— Begin Records to use —

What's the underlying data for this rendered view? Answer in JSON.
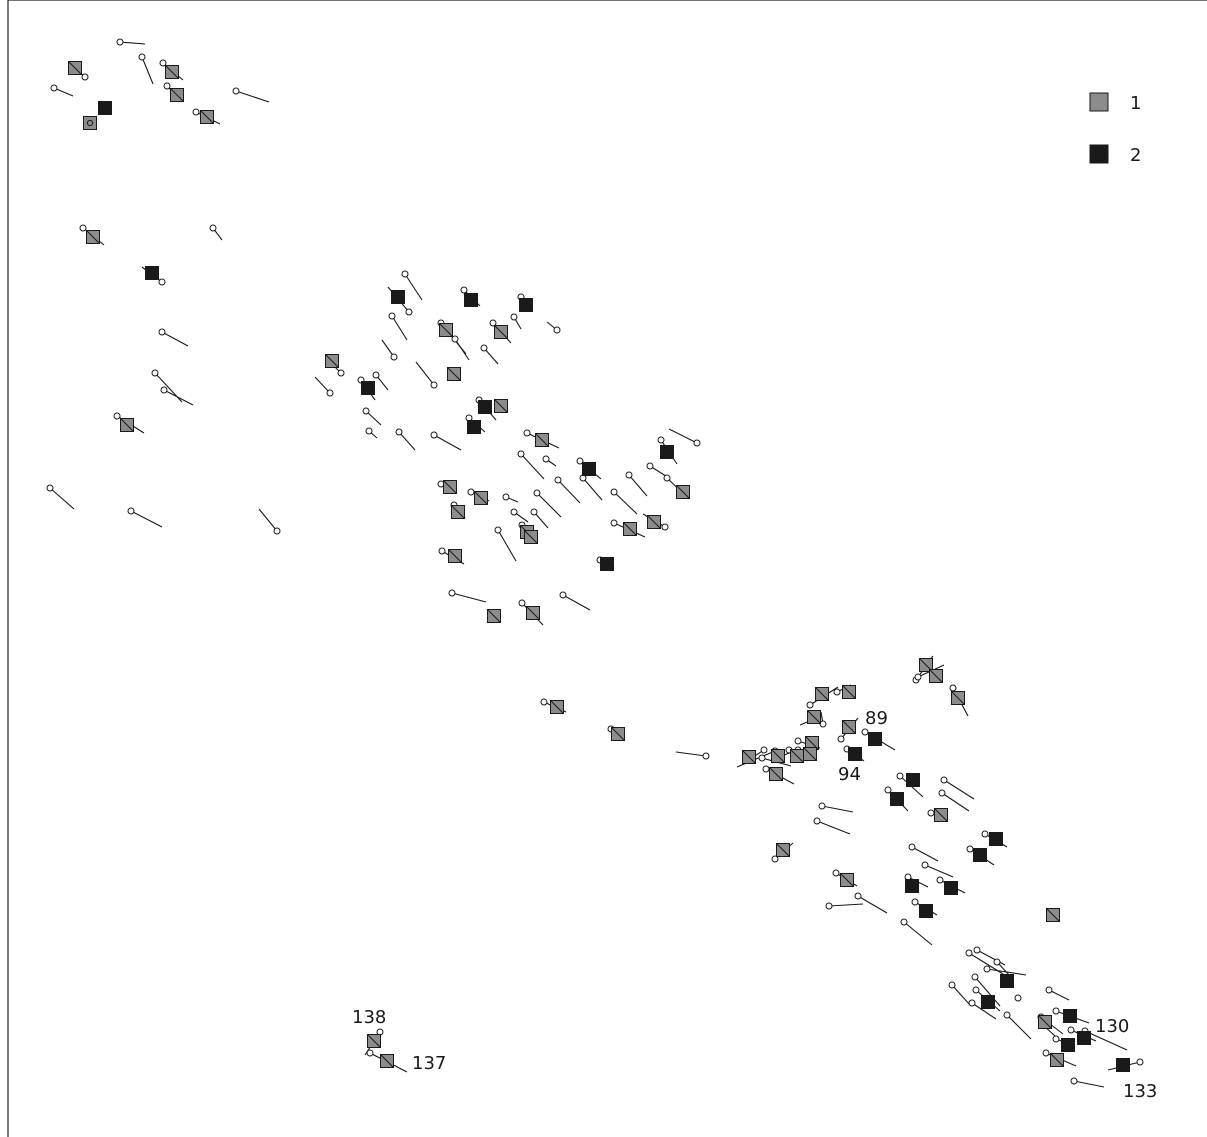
{
  "legend": {
    "entries": [
      {
        "key": "1",
        "label": "1",
        "color": "#8c8c8c"
      },
      {
        "key": "2",
        "label": "2",
        "color": "#1a1a1a"
      }
    ]
  },
  "labels": {
    "l89": "89",
    "l94": "94",
    "l130": "130",
    "l133": "133",
    "l137": "137",
    "l138": "138"
  }
}
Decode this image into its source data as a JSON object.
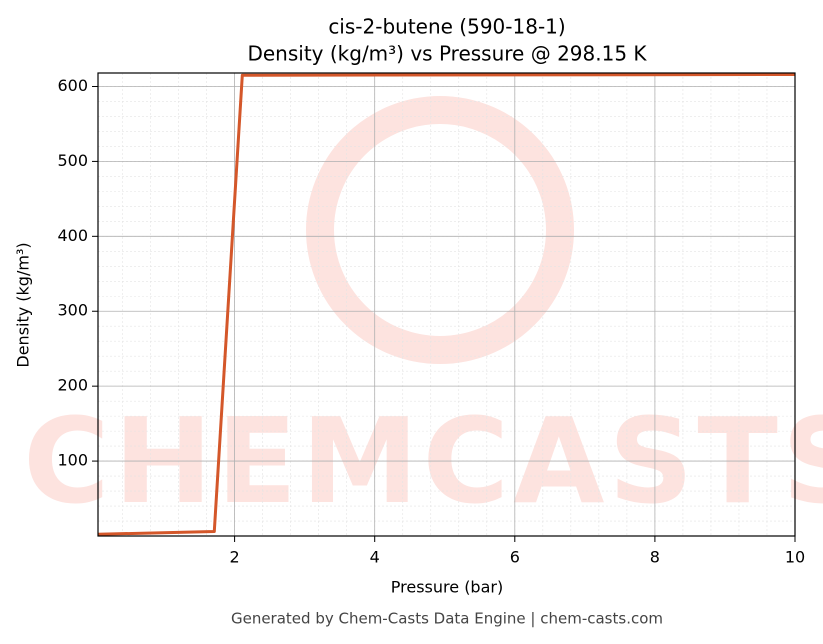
{
  "chart_data": {
    "type": "line",
    "title": "cis-2-butene (590-18-1)",
    "subtitle": "Density (kg/m³) vs Pressure @ 298.15 K",
    "x_label": "Pressure (bar)",
    "y_label": "Density (kg/m³)",
    "x": [
      0.05,
      1.71,
      2.11,
      10
    ],
    "series": [
      {
        "name": "Density",
        "color": "#d4572a",
        "values": [
          2.3,
          6,
          615,
          616
        ]
      }
    ],
    "xlim": [
      0.05,
      10
    ],
    "ylim": [
      0,
      618
    ],
    "xticks": [
      2,
      4,
      6,
      8,
      10
    ],
    "yticks": [
      100,
      200,
      300,
      400,
      500,
      600
    ],
    "grid": true,
    "minor_grid": true,
    "watermark": "CHEMCASTS",
    "footer": "Generated by Chem-Casts Data Engine | chem-casts.com"
  }
}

— End Records to use —

Work required> Where does the word "Density" appear? Return each line that holds it.

Answer below>
    "subtitle": "Density (kg/m³) vs Pressure @ 298.15 K",
    "y_label": "Density (kg/m³)",
        "name": "Density",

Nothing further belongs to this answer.